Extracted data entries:
>>>

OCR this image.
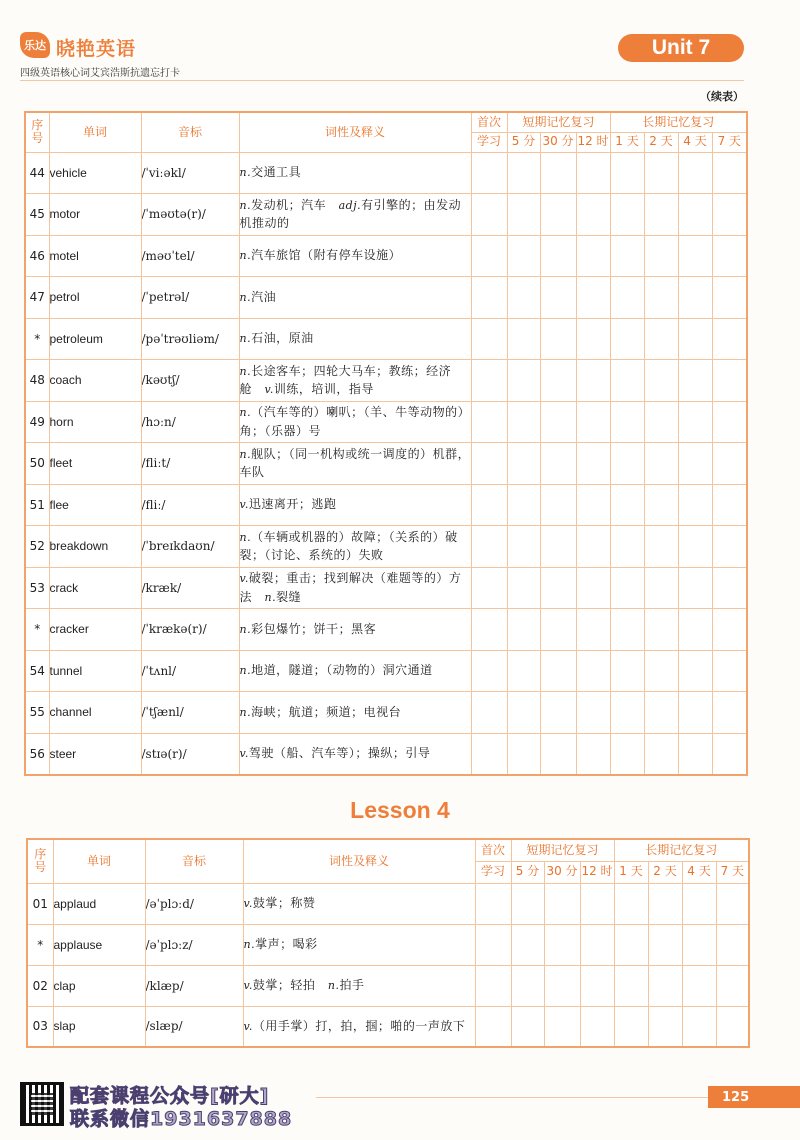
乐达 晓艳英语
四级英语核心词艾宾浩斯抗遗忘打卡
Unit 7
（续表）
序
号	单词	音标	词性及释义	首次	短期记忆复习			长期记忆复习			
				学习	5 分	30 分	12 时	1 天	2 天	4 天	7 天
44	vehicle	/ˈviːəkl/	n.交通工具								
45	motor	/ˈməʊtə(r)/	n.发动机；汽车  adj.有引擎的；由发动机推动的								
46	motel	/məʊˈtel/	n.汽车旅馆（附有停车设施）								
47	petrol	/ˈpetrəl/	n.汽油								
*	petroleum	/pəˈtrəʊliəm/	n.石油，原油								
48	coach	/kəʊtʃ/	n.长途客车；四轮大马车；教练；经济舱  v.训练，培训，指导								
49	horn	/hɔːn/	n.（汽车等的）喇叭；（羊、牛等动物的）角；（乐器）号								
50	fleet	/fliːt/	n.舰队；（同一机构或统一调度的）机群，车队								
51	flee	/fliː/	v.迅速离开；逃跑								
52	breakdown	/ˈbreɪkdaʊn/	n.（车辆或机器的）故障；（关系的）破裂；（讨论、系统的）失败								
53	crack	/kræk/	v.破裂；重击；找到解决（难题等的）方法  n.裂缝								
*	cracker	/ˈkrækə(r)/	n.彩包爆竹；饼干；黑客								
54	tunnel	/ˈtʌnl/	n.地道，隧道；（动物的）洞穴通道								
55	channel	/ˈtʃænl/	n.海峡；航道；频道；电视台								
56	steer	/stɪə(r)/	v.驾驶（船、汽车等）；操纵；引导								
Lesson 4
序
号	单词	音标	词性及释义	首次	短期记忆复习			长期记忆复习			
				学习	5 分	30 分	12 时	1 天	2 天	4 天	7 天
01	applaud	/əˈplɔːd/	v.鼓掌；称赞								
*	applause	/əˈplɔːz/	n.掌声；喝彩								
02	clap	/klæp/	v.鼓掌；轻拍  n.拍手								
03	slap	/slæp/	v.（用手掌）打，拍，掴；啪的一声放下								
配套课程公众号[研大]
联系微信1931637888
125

<<<
>>>

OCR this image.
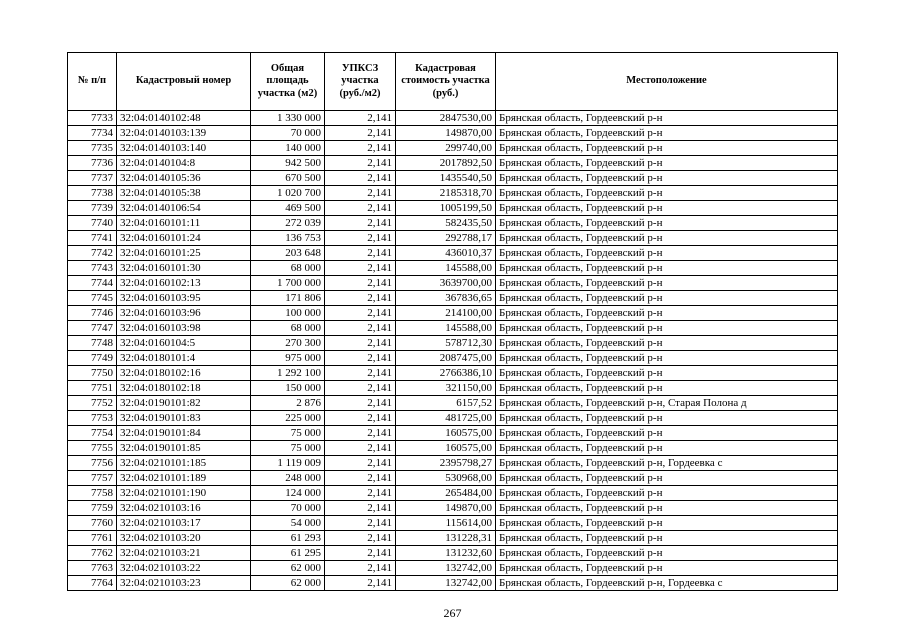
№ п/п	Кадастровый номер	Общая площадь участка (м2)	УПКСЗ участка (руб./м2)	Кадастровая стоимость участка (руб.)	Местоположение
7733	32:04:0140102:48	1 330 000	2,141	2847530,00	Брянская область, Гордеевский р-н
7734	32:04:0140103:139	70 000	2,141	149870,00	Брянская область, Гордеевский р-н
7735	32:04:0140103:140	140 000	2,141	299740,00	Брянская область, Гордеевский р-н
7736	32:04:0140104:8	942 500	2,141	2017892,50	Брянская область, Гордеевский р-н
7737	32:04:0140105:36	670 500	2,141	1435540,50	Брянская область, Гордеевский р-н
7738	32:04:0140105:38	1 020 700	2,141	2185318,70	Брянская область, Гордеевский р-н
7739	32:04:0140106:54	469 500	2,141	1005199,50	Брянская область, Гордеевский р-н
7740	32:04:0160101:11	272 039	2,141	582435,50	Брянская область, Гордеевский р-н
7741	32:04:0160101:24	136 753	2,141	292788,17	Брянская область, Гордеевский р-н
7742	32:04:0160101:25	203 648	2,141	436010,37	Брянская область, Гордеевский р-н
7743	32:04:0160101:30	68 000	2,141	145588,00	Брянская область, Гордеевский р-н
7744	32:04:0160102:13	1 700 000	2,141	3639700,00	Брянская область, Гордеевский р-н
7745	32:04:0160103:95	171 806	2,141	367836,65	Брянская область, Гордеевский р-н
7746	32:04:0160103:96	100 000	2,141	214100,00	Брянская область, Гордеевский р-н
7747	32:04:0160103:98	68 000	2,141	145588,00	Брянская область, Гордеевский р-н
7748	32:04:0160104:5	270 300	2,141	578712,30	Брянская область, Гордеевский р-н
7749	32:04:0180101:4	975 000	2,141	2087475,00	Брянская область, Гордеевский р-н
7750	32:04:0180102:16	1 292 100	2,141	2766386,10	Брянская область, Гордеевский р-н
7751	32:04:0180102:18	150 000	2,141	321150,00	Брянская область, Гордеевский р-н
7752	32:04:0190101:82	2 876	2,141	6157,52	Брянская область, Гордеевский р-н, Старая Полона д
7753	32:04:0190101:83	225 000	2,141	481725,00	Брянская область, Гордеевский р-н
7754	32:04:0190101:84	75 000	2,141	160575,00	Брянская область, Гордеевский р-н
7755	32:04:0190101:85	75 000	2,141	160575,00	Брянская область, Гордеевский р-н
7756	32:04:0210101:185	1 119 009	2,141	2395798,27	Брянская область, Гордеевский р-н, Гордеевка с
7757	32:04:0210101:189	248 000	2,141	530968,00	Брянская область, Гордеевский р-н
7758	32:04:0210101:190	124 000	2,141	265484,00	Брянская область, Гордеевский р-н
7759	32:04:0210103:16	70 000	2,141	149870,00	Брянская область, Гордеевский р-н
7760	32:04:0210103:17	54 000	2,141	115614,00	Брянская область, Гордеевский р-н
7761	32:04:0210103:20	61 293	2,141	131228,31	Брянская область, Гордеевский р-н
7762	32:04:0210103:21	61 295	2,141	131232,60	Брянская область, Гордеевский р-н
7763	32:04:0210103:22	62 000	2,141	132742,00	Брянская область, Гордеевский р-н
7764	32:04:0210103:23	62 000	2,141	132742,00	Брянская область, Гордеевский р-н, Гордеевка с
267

<<<

What is required
Above are the records; copy every line in them that holds the word "Гордеевка".

Task answer
7756	32:04:0210101:185	1 119 009	2,141	2395798,27	Брянская область, Гордеевский р-н, Гордеевка с
7764	32:04:0210103:23	62 000	2,141	132742,00	Брянская область, Гордеевский р-н, Гордеевка с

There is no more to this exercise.